* BEGIN EXTRACTED DATA *
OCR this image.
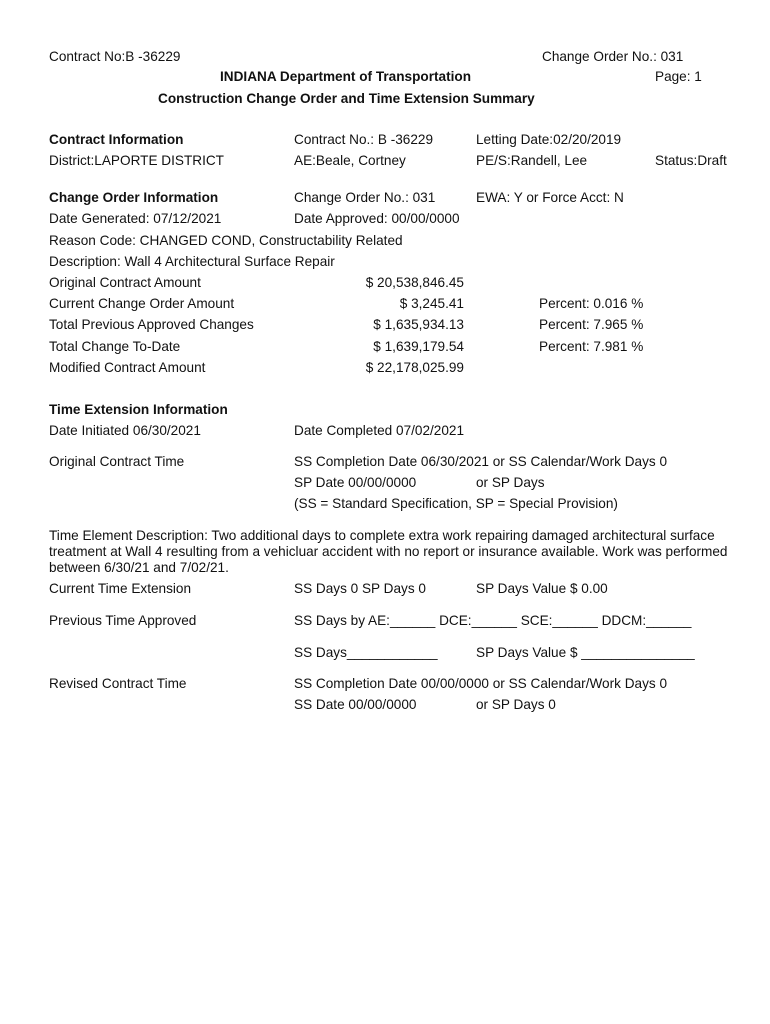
Contract No:B -36229	Change Order No.: 031
INDIANA Department of Transportation	Page: 1
Construction Change Order and Time Extension Summary
Contract Information	Contract No.: B -36229	Letting Date:02/20/2019
District:LAPORTE DISTRICT	AE:Beale, Cortney	PE/S:Randell, Lee	Status:Draft
Change Order Information	Change Order No.: 031	EWA: Y or Force Acct: N
Date Generated: 07/12/2021	Date Approved: 00/00/0000
Reason Code: CHANGED COND, Constructability Related
Description: Wall 4 Architectural Surface Repair
Original Contract Amount	$ 20,538,846.45
Current Change Order Amount	$ 3,245.41	Percent: 0.016 %
Total Previous Approved Changes	$ 1,635,934.13	Percent: 7.965 %
Total Change To-Date	$ 1,639,179.54	Percent: 7.981 %
Modified Contract Amount	$ 22,178,025.99
Time Extension Information
Date Initiated 06/30/2021	Date Completed 07/02/2021
Original Contract Time	SS Completion Date 06/30/2021 or SS Calendar/Work Days 0
SP Date 00/00/0000	or SP Days
(SS = Standard Specification, SP = Special Provision)
Time Element Description: Two additional days to complete extra work repairing damaged architectural surface treatment at Wall 4 resulting from a vehicluar accident with no report or insurance available. Work was performed between 6/30/21 and 7/02/21.
Current Time Extension	SS Days 0 SP Days 0	SP Days Value $ 0.00
Previous Time Approved	SS Days by AE:______ DCE:______ SCE:______ DDCM:______
SS Days____________	SP Days Value $ _______________
Revised Contract Time	SS Completion Date 00/00/0000 or SS Calendar/Work Days 0
SS Date 00/00/0000	or SP Days 0
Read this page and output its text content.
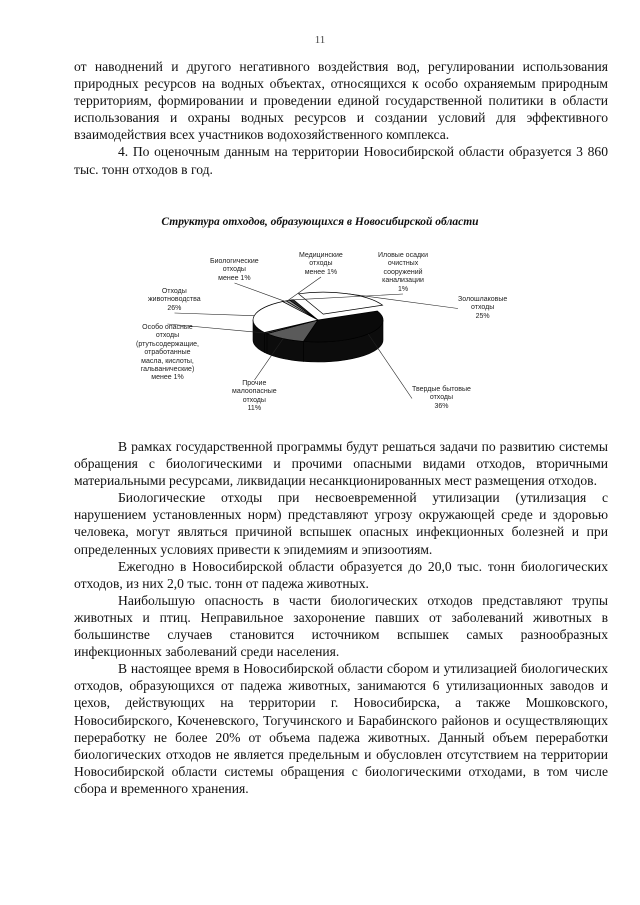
11

от наводнений и другого негативного воздействия вод, регулировании использования природных ресурсов на водных объектах, относящихся к особо охраняемым природным территориям, формировании и проведении единой государственной политики в области использования и охраны водных ресурсов и создании условий для эффективного взаимодействия всех участников водохозяйственного комплекса.

4. По оценочным данным на территории Новосибирской области образуется 3 860 тыс. тонн отходов в год.

Структура отходов, образующихся в Новосибирской области
Твердые бытовые
отходы
36%
Прочие
малоопасные
отходы
11%
Особо опасные
отходы
(ртутьсодержащие,
отработанные
масла, кислоты,
гальванические)
менее 1%
Отходы
животноводства
26%
Биологические
отходы
менее 1%
Медицинские
отходы
менее 1%
Иловые осадки
очистных
сооружений
канализации
1%
Золошлаковые
отходы
25%

В рамках государственной программы будут решаться задачи по развитию системы обращения с биологическими и прочими опасными видами отходов, вторичными материальными ресурсами, ликвидации несанкционированных мест размещения отходов.

Биологические отходы при несвоевременной утилизации (утилизация с нарушением установленных норм) представляют угрозу окружающей среде и здоровью человека, могут являться причиной вспышек опасных инфекционных болезней и при определенных условиях привести к эпидемиям и эпизоотиям.

Ежегодно в Новосибирской области образуется до 20,0 тыс. тонн биологических отходов, из них 2,0 тыс. тонн от падежа животных.

Наибольшую опасность в части биологических отходов представляют трупы животных и птиц. Неправильное захоронение павших от заболеваний животных в большинстве случаев становится источником вспышек самых разнообразных инфекционных заболеваний среди населения.

В настоящее время в Новосибирской области сбором и утилизацией биологических отходов, образующихся от падежа животных, занимаются 6 утилизационных заводов и цехов, действующих на территории г. Новосибирска, а также Мошковского, Новосибирского, Коченевского, Тогучинского и Барабинского районов и осуществляющих переработку не более 20% от объема падежа животных. Данный объем переработки биологических отходов не является предельным и обусловлен отсутствием на территории Новосибирской области системы обращения с биологическими отходами, в том числе сбора и временного хранения.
* END EXTRACTED DATA *
WRITTEN REQUEST:
Write out again every line above exactly as given; the pictures do not belong in the copy.

COMPLETED EXERCISE:
OCR this image.
Contract No:B -36229	Change Order No.: 031
INDIANA Department of Transportation	Page: 1
Construction Change Order and Time Extension Summary
Contract Information	Contract No.: B -36229	Letting Date:02/20/2019
District:LAPORTE DISTRICT	AE:Beale, Cortney	PE/S:Randell, Lee	Status:Draft
Change Order Information	Change Order No.: 031	EWA: Y or Force Acct: N
Date Generated: 07/12/2021	Date Approved: 00/00/0000
Reason Code: CHANGED COND, Constructability Related
Description: Wall 4 Architectural Surface Repair
Original Contract Amount	$ 20,538,846.45
Current Change Order Amount	$ 3,245.41	Percent: 0.016 %
Total Previous Approved Changes	$ 1,635,934.13	Percent: 7.965 %
Total Change To-Date	$ 1,639,179.54	Percent: 7.981 %
Modified Contract Amount	$ 22,178,025.99
Time Extension Information
Date Initiated 06/30/2021	Date Completed 07/02/2021
Original Contract Time	SS Completion Date 06/30/2021 or SS Calendar/Work Days 0
SP Date 00/00/0000	or SP Days
(SS = Standard Specification, SP = Special Provision)
Time Element Description: Two additional days to complete extra work repairing damaged architectural surface treatment at Wall 4 resulting from a vehicluar accident with no report or insurance available. Work was performed between 6/30/21 and 7/02/21.
Current Time Extension	SS Days 0 SP Days 0	SP Days Value $ 0.00
Previous Time Approved	SS Days by AE:______ DCE:______ SCE:______ DDCM:______
SS Days____________	SP Days Value $ _______________
Revised Contract Time	SS Completion Date 00/00/0000 or SS Calendar/Work Days 0
SS Date 00/00/0000	or SP Days 0
Read this page and output its text content.
11

от наводнений и другого негативного воздействия вод, регулировании использования природных ресурсов на водных объектах, относящихся к особо охраняемым природным территориям, формировании и проведении единой государственной политики в области использования и охраны водных ресурсов и создании условий для эффективного взаимодействия всех участников водохозяйственного комплекса.

4. По оценочным данным на территории Новосибирской области образуется 3 860 тыс. тонн отходов в год.

Структура отходов, образующихся в Новосибирской области
Твердые бытовые
отходы
36%
Прочие
малоопасные
отходы
11%
Особо опасные
отходы
(ртутьсодержащие,
отработанные
масла, кислоты,
гальванические)
менее 1%
Отходы
животноводства
26%
Биологические
отходы
менее 1%
Медицинские
отходы
менее 1%
Иловые осадки
очистных
сооружений
канализации
1%
Золошлаковые
отходы
25%

В рамках государственной программы будут решаться задачи по развитию системы обращения с биологическими и прочими опасными видами отходов, вторичными материальными ресурсами, ликвидации несанкционированных мест размещения отходов.

Биологические отходы при несвоевременной утилизации (утилизация с нарушением установленных норм) представляют угрозу окружающей среде и здоровью человека, могут являться причиной вспышек опасных инфекционных болезней и при определенных условиях привести к эпидемиям и эпизоотиям.

Ежегодно в Новосибирской области образуется до 20,0 тыс. тонн биологических отходов, из них 2,0 тыс. тонн от падежа животных.

Наибольшую опасность в части биологических отходов представляют трупы животных и птиц. Неправильное захоронение павших от заболеваний животных в большинстве случаев становится источником вспышек самых разнообразных инфекционных заболеваний среди населения.

В настоящее время в Новосибирской области сбором и утилизацией биологических отходов, образующихся от падежа животных, занимаются 6 утилизационных заводов и цехов, действующих на территории г. Новосибирска, а также Мошковского, Новосибирского, Коченевского, Тогучинского и Барабинского районов и осуществляющих переработку не более 20% от объема падежа животных. Данный объем переработки биологических отходов не является предельным и обусловлен отсутствием на территории Новосибирской области системы обращения с биологическими отходами, в том числе сбора и временного хранения.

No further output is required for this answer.